Count each line in which the word "population" appears. Reply with the total and nothing more.

::: Supplied data

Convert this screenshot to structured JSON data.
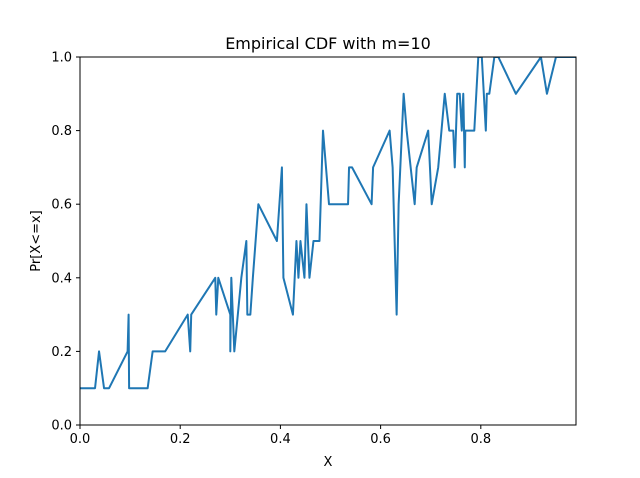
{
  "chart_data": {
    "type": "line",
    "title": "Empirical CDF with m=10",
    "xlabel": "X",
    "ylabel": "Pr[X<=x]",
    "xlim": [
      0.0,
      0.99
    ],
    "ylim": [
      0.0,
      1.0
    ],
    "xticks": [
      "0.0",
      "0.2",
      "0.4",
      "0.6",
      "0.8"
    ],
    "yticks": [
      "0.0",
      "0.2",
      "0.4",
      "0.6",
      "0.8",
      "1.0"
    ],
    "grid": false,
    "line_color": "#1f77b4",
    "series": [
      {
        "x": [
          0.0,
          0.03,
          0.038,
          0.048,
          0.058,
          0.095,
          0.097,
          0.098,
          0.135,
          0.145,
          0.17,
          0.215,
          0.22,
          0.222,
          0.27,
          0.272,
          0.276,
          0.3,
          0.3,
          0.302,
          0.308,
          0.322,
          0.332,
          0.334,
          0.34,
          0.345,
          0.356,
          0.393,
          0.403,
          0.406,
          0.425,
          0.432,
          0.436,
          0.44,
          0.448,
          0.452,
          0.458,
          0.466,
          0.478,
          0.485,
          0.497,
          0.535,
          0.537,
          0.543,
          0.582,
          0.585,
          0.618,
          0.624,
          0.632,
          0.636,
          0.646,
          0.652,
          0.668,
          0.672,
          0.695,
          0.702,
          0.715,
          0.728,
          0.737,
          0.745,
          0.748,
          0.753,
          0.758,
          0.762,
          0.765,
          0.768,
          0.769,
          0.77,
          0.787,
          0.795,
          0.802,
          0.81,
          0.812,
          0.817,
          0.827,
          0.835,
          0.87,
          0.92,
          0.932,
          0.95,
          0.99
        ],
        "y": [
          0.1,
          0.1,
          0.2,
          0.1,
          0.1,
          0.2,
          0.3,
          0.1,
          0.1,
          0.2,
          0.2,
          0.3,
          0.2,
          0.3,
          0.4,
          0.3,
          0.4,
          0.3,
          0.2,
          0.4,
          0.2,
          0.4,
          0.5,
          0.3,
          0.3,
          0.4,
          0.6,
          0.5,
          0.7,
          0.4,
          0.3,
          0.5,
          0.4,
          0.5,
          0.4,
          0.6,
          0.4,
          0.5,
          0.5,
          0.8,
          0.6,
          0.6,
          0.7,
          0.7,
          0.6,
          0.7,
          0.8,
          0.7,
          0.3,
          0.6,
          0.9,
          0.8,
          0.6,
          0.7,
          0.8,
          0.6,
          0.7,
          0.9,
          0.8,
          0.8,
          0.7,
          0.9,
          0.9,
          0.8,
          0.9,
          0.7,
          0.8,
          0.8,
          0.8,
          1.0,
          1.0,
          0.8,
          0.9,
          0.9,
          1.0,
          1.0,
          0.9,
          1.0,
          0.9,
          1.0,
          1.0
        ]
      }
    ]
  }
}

::::::
::: Supplied data

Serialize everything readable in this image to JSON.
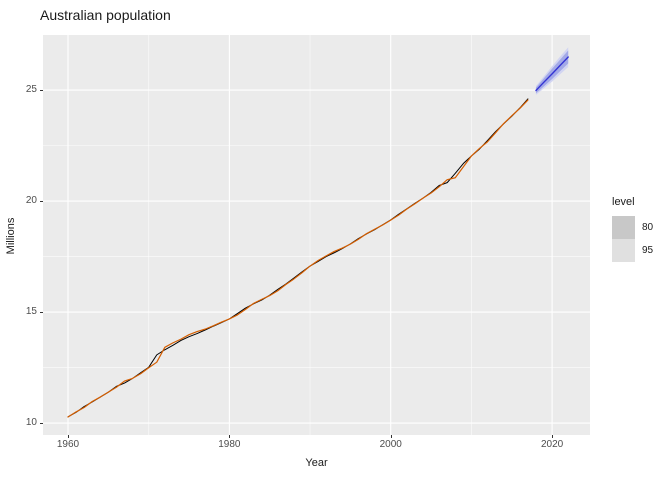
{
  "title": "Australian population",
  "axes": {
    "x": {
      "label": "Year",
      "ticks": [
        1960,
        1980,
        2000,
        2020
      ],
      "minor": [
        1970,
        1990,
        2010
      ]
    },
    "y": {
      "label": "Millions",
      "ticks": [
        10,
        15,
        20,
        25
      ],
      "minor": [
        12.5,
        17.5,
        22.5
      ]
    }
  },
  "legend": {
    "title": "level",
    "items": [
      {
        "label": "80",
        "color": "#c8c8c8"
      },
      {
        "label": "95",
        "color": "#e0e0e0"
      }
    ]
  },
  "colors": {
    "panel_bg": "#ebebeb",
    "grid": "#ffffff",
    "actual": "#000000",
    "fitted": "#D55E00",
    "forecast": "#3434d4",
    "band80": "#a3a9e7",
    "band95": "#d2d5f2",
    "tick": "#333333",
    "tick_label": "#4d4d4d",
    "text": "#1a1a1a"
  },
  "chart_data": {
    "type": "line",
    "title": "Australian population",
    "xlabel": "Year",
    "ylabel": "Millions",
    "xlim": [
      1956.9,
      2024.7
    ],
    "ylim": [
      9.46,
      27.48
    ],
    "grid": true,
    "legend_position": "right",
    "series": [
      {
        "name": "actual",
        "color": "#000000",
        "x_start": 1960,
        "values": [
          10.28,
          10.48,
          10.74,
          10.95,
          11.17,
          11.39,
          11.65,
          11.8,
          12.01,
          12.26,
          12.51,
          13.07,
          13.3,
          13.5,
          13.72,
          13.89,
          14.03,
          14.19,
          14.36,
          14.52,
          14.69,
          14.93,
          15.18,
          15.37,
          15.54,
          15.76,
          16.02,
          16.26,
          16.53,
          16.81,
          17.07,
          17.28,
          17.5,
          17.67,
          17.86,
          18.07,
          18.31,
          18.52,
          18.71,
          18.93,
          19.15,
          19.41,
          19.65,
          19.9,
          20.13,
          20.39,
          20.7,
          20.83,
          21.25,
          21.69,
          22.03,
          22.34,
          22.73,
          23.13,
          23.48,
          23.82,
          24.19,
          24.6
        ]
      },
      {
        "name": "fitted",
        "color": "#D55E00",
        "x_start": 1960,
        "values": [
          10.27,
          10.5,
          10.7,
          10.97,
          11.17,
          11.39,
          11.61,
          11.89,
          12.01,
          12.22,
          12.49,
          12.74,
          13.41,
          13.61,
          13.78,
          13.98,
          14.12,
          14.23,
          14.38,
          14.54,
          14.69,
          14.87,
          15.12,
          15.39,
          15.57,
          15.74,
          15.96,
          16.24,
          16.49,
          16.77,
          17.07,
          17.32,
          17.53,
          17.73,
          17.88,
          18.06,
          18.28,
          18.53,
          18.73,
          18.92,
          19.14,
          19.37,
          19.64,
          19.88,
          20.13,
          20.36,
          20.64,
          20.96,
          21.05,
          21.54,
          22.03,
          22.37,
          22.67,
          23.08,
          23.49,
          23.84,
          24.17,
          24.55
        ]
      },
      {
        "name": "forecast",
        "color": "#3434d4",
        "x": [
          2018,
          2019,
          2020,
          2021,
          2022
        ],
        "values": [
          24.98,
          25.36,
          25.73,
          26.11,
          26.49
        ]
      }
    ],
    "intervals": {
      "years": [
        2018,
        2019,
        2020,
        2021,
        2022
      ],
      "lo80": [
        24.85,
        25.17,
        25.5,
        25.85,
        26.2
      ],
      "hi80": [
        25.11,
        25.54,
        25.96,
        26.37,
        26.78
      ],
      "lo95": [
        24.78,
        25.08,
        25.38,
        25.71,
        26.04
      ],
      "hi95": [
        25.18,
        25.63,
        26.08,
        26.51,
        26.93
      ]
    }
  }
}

::::::
::: Supplied data

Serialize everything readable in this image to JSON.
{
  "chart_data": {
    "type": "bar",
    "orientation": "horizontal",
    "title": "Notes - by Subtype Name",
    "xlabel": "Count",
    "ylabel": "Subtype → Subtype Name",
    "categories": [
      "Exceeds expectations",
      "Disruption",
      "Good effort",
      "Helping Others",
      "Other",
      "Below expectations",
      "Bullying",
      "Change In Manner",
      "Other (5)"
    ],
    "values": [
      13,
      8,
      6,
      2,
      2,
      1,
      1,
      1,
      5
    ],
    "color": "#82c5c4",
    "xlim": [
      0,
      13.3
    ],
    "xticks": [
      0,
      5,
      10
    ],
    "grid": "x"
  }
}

::::::

## Expected answer
2